▶ _TASK STATEMENT_
Extract each line from the entries below that has the string "group" in it.
** start of RECORD EXCERPTS **
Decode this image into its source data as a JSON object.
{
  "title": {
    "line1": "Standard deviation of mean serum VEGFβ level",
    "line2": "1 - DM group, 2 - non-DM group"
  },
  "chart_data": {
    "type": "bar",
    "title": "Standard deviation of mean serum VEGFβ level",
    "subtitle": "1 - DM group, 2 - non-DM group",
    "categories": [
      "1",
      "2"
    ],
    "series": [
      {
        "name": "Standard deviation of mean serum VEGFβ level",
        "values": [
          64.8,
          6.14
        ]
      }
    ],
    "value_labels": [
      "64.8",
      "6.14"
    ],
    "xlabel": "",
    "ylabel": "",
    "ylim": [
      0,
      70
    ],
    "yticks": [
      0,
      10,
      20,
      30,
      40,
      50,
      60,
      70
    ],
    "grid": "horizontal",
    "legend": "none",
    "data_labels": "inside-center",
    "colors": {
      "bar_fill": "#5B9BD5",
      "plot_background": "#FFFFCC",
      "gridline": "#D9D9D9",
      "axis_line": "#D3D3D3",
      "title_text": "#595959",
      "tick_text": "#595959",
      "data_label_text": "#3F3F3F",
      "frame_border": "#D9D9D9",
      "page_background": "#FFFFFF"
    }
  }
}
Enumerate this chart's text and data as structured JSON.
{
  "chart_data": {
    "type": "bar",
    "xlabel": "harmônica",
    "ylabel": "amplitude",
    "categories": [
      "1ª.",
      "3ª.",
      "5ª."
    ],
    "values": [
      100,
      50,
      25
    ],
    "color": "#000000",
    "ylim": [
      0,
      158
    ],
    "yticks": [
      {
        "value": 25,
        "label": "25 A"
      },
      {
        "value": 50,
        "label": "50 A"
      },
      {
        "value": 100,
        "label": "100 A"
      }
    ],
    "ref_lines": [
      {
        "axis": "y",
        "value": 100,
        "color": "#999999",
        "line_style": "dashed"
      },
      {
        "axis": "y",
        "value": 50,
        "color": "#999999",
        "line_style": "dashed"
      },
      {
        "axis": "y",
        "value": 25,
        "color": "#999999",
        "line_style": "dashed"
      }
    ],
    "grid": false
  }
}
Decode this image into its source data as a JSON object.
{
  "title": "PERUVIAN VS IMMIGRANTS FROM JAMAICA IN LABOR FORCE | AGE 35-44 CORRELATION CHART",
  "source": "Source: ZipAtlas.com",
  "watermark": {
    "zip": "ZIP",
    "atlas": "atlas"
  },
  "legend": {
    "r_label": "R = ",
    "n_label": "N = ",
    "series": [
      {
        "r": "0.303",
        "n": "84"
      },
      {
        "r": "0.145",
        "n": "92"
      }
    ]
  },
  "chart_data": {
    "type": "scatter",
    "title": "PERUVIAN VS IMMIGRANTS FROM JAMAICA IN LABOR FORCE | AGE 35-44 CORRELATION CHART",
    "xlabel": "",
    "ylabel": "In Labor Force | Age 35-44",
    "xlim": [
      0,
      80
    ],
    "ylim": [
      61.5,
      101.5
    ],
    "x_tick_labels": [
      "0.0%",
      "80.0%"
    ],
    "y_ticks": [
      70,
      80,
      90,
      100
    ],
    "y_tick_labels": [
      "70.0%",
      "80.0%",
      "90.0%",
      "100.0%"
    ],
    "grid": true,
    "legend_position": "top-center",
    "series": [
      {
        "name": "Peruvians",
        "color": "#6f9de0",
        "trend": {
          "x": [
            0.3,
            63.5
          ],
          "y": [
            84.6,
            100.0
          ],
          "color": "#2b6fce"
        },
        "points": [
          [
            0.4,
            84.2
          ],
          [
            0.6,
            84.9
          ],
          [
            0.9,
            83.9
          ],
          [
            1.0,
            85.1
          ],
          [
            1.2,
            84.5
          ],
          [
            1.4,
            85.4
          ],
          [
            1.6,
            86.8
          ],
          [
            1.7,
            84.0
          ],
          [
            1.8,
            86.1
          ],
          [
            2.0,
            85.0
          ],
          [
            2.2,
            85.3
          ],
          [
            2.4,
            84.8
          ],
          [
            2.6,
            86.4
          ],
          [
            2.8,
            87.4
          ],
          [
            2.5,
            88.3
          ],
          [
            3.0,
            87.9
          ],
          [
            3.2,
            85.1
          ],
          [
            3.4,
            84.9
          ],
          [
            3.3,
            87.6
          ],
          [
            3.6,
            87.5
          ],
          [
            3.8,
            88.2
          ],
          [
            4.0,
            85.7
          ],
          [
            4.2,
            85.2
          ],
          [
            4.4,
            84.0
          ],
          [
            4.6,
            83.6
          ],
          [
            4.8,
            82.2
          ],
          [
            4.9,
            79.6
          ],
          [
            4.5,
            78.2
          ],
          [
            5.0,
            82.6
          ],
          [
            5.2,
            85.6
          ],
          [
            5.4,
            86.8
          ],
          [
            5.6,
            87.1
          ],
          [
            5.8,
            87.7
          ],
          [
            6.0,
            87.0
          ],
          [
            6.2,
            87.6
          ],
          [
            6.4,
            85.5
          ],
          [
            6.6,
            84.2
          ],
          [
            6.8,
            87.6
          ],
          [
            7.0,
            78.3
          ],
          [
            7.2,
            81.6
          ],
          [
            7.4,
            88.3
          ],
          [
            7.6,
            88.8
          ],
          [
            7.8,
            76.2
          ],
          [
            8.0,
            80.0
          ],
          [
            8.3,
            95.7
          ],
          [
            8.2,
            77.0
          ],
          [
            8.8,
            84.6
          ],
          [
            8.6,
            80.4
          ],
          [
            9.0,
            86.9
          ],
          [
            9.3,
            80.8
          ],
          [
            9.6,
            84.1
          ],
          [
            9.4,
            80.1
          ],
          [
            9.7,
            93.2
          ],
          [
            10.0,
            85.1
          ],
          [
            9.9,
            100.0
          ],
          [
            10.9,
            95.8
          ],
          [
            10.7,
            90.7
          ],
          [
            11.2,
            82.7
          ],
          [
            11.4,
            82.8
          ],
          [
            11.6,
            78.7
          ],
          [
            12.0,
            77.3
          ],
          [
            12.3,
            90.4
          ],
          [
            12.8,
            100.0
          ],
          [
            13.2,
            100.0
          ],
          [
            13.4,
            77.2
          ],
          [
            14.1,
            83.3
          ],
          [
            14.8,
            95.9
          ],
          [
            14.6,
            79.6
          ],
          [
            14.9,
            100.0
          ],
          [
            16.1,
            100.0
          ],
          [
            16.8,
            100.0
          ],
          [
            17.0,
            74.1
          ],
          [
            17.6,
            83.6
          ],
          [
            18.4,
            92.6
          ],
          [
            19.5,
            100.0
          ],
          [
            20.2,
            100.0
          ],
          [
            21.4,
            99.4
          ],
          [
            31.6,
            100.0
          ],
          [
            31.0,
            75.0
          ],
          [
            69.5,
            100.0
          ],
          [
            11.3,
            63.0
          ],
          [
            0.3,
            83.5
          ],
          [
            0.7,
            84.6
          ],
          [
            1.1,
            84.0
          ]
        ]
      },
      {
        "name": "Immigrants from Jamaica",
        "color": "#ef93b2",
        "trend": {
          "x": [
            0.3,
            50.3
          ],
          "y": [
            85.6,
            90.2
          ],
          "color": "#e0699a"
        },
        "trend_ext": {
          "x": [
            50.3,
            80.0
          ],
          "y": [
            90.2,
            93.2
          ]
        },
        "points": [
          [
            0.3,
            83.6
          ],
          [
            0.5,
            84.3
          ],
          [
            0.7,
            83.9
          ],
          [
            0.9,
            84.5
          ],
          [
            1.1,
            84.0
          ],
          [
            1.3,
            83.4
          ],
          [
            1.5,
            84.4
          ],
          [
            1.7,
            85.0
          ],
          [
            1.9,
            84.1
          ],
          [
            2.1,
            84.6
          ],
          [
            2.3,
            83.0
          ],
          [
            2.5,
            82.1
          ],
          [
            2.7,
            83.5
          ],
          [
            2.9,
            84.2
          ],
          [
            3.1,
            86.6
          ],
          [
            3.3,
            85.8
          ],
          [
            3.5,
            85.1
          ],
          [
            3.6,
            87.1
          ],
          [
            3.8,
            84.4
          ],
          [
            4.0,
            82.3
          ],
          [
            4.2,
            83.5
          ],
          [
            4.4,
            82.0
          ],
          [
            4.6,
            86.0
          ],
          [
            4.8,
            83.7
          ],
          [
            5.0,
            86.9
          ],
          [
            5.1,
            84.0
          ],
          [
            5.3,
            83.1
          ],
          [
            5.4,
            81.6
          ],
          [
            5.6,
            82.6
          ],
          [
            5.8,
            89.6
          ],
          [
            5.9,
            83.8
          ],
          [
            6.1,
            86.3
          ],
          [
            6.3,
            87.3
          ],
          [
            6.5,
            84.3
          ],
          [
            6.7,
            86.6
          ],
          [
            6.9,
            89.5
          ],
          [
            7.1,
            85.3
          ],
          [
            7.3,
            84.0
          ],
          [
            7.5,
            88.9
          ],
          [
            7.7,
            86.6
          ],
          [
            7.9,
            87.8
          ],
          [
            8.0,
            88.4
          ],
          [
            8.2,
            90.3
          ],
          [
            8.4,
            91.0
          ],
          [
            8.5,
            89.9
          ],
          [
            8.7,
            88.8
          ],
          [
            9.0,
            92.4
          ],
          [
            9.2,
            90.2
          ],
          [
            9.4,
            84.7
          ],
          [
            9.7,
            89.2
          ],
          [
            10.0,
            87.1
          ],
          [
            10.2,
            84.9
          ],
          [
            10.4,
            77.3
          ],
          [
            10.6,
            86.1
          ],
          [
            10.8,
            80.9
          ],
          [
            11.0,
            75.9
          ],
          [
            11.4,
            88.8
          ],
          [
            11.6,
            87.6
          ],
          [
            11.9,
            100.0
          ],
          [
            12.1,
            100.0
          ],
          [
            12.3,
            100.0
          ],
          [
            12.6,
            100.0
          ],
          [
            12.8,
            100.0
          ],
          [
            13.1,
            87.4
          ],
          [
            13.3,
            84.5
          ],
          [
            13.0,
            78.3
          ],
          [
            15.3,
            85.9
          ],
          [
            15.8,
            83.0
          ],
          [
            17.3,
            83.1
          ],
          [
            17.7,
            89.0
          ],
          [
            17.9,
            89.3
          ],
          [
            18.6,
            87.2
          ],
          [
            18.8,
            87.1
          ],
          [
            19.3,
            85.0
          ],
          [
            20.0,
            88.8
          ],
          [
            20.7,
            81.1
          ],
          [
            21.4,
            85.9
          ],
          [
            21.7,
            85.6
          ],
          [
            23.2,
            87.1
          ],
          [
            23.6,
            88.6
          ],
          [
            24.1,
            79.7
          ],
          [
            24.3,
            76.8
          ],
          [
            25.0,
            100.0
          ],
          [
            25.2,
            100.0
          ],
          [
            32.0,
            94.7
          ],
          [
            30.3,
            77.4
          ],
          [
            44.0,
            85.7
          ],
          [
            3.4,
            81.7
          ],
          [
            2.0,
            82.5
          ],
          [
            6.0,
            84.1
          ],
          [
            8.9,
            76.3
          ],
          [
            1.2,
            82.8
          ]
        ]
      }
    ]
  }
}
** end of RECORD EXCERPTS **
▶ _TASK ANSWER_
    "line2": "1 - DM group, 2 - non-DM group"
    "subtitle": "1 - DM group, 2 - non-DM group",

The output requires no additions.